- _Data items_:
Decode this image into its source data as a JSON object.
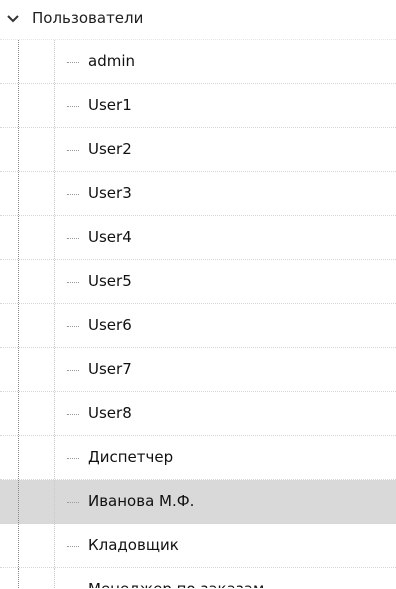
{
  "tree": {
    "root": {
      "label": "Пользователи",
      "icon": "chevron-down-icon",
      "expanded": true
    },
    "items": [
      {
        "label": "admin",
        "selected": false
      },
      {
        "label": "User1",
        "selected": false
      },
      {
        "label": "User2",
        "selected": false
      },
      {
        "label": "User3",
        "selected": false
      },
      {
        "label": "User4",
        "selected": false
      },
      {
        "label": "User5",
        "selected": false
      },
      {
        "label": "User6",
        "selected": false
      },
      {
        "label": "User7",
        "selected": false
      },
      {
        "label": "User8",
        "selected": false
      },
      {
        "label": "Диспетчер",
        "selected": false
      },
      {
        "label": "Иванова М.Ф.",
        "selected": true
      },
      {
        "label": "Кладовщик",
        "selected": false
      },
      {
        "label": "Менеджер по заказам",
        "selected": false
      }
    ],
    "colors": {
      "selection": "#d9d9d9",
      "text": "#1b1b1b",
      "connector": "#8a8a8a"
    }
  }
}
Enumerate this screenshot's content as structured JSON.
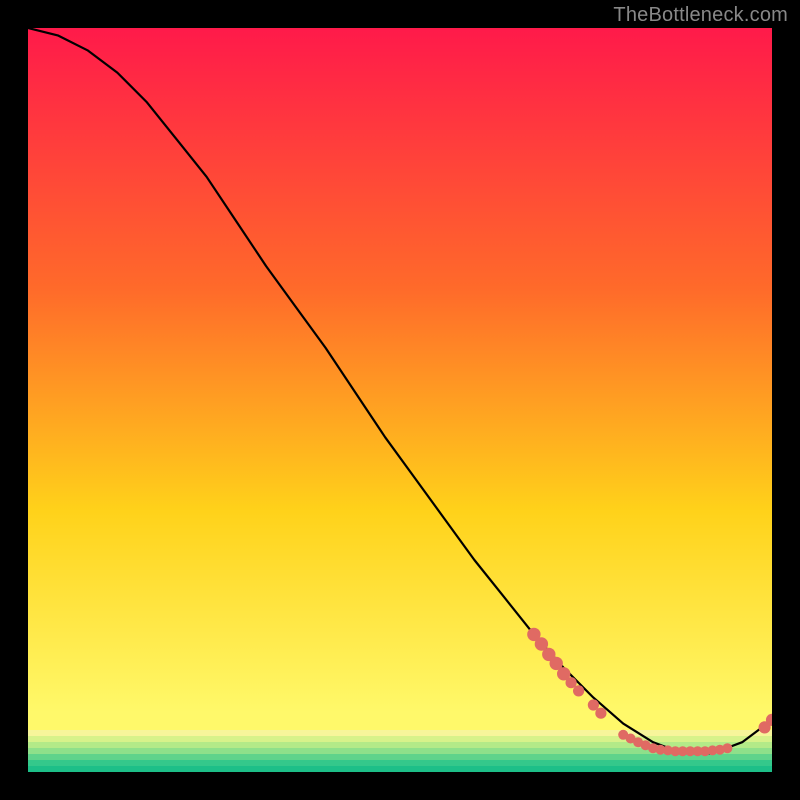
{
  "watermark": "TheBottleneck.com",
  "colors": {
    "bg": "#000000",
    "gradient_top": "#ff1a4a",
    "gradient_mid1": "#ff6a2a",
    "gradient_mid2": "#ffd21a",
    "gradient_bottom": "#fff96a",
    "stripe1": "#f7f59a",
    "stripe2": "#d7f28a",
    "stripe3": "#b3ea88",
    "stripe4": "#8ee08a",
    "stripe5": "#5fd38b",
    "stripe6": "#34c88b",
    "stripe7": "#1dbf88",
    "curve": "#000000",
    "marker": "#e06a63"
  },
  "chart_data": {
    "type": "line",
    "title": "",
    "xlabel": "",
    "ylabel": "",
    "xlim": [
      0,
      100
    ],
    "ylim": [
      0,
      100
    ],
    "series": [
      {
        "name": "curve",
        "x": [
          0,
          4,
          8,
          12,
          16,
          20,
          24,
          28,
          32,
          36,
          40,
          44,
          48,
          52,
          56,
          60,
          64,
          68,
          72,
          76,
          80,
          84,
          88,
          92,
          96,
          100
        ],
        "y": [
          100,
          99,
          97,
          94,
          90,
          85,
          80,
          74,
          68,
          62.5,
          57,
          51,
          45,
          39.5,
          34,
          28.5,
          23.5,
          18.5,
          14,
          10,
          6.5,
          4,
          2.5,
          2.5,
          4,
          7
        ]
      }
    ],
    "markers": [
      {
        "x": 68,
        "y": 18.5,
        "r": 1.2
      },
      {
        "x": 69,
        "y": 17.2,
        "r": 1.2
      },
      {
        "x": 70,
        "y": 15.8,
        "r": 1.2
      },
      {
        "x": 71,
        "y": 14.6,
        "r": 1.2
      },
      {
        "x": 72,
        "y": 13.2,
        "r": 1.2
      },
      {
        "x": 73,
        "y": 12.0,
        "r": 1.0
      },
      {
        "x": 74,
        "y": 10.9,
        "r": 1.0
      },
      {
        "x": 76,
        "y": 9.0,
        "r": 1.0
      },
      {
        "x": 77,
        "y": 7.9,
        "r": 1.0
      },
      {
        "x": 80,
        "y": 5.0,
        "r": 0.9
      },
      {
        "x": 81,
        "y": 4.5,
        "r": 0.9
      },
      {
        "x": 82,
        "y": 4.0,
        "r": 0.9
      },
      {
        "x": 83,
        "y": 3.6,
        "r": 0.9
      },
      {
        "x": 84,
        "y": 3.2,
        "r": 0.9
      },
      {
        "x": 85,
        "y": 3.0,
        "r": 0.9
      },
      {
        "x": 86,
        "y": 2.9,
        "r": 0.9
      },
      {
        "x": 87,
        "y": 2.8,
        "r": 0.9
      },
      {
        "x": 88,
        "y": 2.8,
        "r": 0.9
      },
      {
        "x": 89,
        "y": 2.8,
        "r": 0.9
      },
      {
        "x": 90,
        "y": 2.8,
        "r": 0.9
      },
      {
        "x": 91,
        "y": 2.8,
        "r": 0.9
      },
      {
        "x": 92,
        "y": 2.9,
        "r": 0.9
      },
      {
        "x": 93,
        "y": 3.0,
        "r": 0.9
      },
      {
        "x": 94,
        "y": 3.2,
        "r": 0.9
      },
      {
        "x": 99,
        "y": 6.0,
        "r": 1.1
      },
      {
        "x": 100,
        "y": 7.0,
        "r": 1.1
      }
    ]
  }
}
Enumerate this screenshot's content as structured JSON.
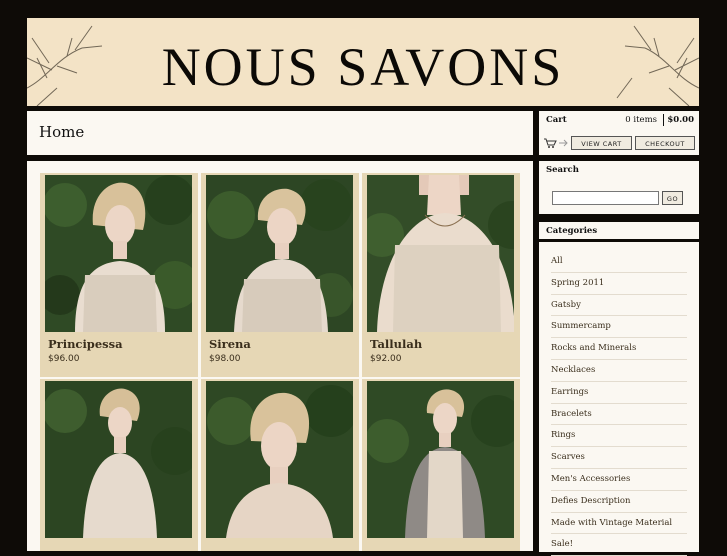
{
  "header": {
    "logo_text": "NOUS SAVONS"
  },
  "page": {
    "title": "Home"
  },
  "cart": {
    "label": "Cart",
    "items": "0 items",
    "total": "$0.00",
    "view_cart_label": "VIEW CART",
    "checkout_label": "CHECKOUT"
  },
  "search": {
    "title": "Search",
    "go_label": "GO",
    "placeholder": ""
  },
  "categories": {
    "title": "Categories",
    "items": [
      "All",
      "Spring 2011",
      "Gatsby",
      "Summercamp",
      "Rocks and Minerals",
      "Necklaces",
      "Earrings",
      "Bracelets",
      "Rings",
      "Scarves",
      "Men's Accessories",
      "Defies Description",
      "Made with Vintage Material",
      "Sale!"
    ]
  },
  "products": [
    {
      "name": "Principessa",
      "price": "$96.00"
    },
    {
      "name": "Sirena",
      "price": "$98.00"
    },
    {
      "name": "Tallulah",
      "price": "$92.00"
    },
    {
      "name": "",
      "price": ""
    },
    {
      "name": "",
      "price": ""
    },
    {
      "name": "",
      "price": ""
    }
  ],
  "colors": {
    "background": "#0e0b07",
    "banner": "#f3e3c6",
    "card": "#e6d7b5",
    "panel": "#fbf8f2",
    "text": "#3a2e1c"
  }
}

- _What you need to do_: Leave the pictures out and write out every entry exactly as given.

- _Result for this task_:
Decode this image into its source data as a JSON object.
{
  "tree": {
    "root": {
      "label": "Пользователи",
      "icon": "chevron-down-icon",
      "expanded": true
    },
    "items": [
      {
        "label": "admin",
        "selected": false
      },
      {
        "label": "User1",
        "selected": false
      },
      {
        "label": "User2",
        "selected": false
      },
      {
        "label": "User3",
        "selected": false
      },
      {
        "label": "User4",
        "selected": false
      },
      {
        "label": "User5",
        "selected": false
      },
      {
        "label": "User6",
        "selected": false
      },
      {
        "label": "User7",
        "selected": false
      },
      {
        "label": "User8",
        "selected": false
      },
      {
        "label": "Диспетчер",
        "selected": false
      },
      {
        "label": "Иванова М.Ф.",
        "selected": true
      },
      {
        "label": "Кладовщик",
        "selected": false
      },
      {
        "label": "Менеджер по заказам",
        "selected": false
      }
    ],
    "colors": {
      "selection": "#d9d9d9",
      "text": "#1b1b1b",
      "connector": "#8a8a8a"
    }
  }
}
Enumerate this screenshot's content as structured JSON.
{
  "watermark": "TheBottleneck.com",
  "colors": {
    "bg": "#000000",
    "gradient_top": "#ff1a4a",
    "gradient_mid1": "#ff6a2a",
    "gradient_mid2": "#ffd21a",
    "gradient_bottom": "#fff96a",
    "stripe1": "#f7f59a",
    "stripe2": "#d7f28a",
    "stripe3": "#b3ea88",
    "stripe4": "#8ee08a",
    "stripe5": "#5fd38b",
    "stripe6": "#34c88b",
    "stripe7": "#1dbf88",
    "curve": "#000000",
    "marker": "#e06a63"
  },
  "chart_data": {
    "type": "line",
    "title": "",
    "xlabel": "",
    "ylabel": "",
    "xlim": [
      0,
      100
    ],
    "ylim": [
      0,
      100
    ],
    "series": [
      {
        "name": "curve",
        "x": [
          0,
          4,
          8,
          12,
          16,
          20,
          24,
          28,
          32,
          36,
          40,
          44,
          48,
          52,
          56,
          60,
          64,
          68,
          72,
          76,
          80,
          84,
          88,
          92,
          96,
          100
        ],
        "y": [
          100,
          99,
          97,
          94,
          90,
          85,
          80,
          74,
          68,
          62.5,
          57,
          51,
          45,
          39.5,
          34,
          28.5,
          23.5,
          18.5,
          14,
          10,
          6.5,
          4,
          2.5,
          2.5,
          4,
          7
        ]
      }
    ],
    "markers": [
      {
        "x": 68,
        "y": 18.5,
        "r": 1.2
      },
      {
        "x": 69,
        "y": 17.2,
        "r": 1.2
      },
      {
        "x": 70,
        "y": 15.8,
        "r": 1.2
      },
      {
        "x": 71,
        "y": 14.6,
        "r": 1.2
      },
      {
        "x": 72,
        "y": 13.2,
        "r": 1.2
      },
      {
        "x": 73,
        "y": 12.0,
        "r": 1.0
      },
      {
        "x": 74,
        "y": 10.9,
        "r": 1.0
      },
      {
        "x": 76,
        "y": 9.0,
        "r": 1.0
      },
      {
        "x": 77,
        "y": 7.9,
        "r": 1.0
      },
      {
        "x": 80,
        "y": 5.0,
        "r": 0.9
      },
      {
        "x": 81,
        "y": 4.5,
        "r": 0.9
      },
      {
        "x": 82,
        "y": 4.0,
        "r": 0.9
      },
      {
        "x": 83,
        "y": 3.6,
        "r": 0.9
      },
      {
        "x": 84,
        "y": 3.2,
        "r": 0.9
      },
      {
        "x": 85,
        "y": 3.0,
        "r": 0.9
      },
      {
        "x": 86,
        "y": 2.9,
        "r": 0.9
      },
      {
        "x": 87,
        "y": 2.8,
        "r": 0.9
      },
      {
        "x": 88,
        "y": 2.8,
        "r": 0.9
      },
      {
        "x": 89,
        "y": 2.8,
        "r": 0.9
      },
      {
        "x": 90,
        "y": 2.8,
        "r": 0.9
      },
      {
        "x": 91,
        "y": 2.8,
        "r": 0.9
      },
      {
        "x": 92,
        "y": 2.9,
        "r": 0.9
      },
      {
        "x": 93,
        "y": 3.0,
        "r": 0.9
      },
      {
        "x": 94,
        "y": 3.2,
        "r": 0.9
      },
      {
        "x": 99,
        "y": 6.0,
        "r": 1.1
      },
      {
        "x": 100,
        "y": 7.0,
        "r": 1.1
      }
    ]
  }
}
Enumerate this screenshot's content as structured JSON.
{
  "header": {
    "logo_text": "NOUS SAVONS"
  },
  "page": {
    "title": "Home"
  },
  "cart": {
    "label": "Cart",
    "items": "0 items",
    "total": "$0.00",
    "view_cart_label": "VIEW CART",
    "checkout_label": "CHECKOUT"
  },
  "search": {
    "title": "Search",
    "go_label": "GO",
    "placeholder": ""
  },
  "categories": {
    "title": "Categories",
    "items": [
      "All",
      "Spring 2011",
      "Gatsby",
      "Summercamp",
      "Rocks and Minerals",
      "Necklaces",
      "Earrings",
      "Bracelets",
      "Rings",
      "Scarves",
      "Men's Accessories",
      "Defies Description",
      "Made with Vintage Material",
      "Sale!"
    ]
  },
  "products": [
    {
      "name": "Principessa",
      "price": "$96.00"
    },
    {
      "name": "Sirena",
      "price": "$98.00"
    },
    {
      "name": "Tallulah",
      "price": "$92.00"
    },
    {
      "name": "",
      "price": ""
    },
    {
      "name": "",
      "price": ""
    },
    {
      "name": "",
      "price": ""
    }
  ],
  "colors": {
    "background": "#0e0b07",
    "banner": "#f3e3c6",
    "card": "#e6d7b5",
    "panel": "#fbf8f2",
    "text": "#3a2e1c"
  }
}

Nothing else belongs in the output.